# TASK OBJECTIVE
Exactly reproduce the line that contains "Read all visible" and all lines after it in the entries below, through the very last line.

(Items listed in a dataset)
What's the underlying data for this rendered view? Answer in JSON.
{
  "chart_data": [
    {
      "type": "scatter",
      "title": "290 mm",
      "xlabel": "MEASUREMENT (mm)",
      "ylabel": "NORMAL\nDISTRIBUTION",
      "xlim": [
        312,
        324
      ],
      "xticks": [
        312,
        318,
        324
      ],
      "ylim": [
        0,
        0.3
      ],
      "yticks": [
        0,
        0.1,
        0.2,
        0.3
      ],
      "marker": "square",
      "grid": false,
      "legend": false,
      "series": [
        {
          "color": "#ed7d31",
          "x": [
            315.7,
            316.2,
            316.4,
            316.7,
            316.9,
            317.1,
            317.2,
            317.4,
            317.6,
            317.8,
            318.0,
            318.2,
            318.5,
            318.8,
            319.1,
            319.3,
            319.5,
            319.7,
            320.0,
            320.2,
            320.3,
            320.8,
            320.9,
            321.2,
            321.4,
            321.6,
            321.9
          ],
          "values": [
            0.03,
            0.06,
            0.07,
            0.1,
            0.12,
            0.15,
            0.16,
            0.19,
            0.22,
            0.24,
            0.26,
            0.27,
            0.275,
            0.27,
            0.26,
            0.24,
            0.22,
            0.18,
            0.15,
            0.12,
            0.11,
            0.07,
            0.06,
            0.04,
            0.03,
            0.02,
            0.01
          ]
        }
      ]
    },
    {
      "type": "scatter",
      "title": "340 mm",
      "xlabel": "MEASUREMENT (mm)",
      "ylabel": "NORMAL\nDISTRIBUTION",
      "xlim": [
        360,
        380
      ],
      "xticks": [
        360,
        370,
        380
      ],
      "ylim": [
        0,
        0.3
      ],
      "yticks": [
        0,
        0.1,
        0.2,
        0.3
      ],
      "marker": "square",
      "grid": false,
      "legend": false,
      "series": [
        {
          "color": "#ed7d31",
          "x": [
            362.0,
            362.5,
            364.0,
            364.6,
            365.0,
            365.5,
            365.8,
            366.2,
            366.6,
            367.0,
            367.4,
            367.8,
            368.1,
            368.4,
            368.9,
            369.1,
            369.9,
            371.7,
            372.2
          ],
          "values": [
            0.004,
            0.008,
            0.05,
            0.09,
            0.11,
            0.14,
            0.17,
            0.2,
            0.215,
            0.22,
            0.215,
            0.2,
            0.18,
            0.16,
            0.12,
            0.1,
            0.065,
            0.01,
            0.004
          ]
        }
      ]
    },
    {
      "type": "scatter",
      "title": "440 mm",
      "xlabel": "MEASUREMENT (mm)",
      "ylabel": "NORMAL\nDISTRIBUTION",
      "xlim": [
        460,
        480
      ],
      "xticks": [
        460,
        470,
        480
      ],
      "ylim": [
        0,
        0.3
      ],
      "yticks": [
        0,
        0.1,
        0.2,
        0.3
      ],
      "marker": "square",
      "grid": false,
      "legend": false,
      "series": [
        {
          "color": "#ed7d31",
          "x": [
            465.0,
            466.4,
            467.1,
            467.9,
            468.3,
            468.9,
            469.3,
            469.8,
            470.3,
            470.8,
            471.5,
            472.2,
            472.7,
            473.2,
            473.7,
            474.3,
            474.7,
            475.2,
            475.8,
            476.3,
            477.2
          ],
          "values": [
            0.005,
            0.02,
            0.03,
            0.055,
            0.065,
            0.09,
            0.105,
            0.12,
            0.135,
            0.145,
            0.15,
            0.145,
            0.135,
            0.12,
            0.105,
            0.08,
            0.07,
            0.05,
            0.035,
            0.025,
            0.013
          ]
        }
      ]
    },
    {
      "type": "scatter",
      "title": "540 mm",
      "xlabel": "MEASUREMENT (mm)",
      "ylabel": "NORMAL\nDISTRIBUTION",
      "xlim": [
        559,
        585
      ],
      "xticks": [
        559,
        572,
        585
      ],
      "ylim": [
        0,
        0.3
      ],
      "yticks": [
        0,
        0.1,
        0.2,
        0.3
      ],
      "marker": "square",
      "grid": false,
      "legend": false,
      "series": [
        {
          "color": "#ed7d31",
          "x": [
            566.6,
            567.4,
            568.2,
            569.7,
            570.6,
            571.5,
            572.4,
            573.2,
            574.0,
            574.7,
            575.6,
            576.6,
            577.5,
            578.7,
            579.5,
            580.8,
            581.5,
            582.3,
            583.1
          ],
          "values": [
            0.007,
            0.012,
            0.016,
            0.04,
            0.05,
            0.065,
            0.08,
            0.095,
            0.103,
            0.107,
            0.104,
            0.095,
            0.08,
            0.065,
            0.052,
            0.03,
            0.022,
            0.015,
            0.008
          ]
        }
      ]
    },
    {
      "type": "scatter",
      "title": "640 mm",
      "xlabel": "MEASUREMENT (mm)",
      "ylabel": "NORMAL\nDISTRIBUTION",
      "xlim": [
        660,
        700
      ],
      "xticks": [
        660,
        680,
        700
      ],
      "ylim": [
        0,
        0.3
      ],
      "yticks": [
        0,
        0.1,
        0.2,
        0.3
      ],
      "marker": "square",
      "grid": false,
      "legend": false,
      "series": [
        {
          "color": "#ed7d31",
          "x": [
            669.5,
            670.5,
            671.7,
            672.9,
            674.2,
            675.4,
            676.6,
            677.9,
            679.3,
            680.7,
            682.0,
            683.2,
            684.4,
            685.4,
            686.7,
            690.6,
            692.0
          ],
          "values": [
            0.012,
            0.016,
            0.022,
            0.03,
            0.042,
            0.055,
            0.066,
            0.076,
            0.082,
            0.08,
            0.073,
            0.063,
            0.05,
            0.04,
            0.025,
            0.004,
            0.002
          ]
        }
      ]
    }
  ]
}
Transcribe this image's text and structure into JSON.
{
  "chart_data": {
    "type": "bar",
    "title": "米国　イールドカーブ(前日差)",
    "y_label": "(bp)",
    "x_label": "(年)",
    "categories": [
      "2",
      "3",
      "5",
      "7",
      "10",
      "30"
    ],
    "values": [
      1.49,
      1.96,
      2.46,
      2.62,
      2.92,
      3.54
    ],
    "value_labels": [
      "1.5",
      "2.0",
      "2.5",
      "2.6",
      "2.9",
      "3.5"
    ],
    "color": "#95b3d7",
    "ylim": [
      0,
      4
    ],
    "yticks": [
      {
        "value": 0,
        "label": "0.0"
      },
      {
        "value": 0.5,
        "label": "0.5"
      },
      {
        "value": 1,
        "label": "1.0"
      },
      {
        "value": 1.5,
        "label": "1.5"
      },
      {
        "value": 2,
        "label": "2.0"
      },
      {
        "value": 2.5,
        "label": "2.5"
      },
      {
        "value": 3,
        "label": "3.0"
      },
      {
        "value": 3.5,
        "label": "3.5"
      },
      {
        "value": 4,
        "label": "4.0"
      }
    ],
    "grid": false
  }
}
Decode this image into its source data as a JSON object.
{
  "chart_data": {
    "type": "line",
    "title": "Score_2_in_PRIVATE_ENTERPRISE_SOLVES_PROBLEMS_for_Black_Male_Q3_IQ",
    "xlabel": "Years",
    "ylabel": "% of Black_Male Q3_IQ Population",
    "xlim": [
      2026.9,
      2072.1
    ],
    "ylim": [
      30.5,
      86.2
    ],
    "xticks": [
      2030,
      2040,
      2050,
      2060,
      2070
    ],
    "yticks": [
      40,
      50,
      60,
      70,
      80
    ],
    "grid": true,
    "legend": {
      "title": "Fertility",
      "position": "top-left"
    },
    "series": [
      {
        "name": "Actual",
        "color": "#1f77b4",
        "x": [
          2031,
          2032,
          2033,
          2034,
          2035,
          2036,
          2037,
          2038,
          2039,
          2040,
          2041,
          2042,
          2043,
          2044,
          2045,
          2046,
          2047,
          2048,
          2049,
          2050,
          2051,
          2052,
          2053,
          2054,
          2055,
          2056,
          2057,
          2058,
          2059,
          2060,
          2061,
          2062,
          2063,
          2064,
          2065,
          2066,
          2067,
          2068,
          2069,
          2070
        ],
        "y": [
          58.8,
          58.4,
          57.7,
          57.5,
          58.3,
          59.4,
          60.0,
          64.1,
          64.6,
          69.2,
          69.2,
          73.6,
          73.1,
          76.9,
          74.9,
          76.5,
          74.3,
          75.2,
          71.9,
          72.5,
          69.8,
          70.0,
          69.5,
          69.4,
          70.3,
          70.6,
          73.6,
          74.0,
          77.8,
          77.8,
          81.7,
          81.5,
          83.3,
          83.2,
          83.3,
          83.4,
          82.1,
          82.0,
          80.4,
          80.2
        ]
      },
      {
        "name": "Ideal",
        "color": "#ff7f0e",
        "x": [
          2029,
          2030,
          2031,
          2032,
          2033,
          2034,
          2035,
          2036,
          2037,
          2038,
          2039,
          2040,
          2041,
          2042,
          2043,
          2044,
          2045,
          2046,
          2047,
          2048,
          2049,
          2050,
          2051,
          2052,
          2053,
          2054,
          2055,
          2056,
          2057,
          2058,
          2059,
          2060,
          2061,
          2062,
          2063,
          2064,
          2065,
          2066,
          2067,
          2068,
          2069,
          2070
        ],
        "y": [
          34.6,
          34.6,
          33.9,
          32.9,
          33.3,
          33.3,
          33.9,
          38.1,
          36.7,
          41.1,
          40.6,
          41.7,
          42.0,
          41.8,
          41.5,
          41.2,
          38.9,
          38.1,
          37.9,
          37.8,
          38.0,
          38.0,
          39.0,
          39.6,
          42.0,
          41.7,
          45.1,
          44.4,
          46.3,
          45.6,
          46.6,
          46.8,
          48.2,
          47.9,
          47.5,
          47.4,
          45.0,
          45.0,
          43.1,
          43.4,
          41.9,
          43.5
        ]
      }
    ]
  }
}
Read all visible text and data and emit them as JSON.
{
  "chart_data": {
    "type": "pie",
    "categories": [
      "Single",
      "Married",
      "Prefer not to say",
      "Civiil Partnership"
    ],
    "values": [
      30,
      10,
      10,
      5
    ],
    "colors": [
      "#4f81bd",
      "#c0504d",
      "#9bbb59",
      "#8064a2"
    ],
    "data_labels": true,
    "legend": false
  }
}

# FULL OUTPUT
Read all visible text and data and emit them as JSON.
{
  "chart_data": {
    "type": "pie",
    "categories": [
      "Single",
      "Married",
      "Prefer not to say",
      "Civiil Partnership"
    ],
    "values": [
      30,
      10,
      10,
      5
    ],
    "colors": [
      "#4f81bd",
      "#c0504d",
      "#9bbb59",
      "#8064a2"
    ],
    "data_labels": true,
    "legend": false
  }
}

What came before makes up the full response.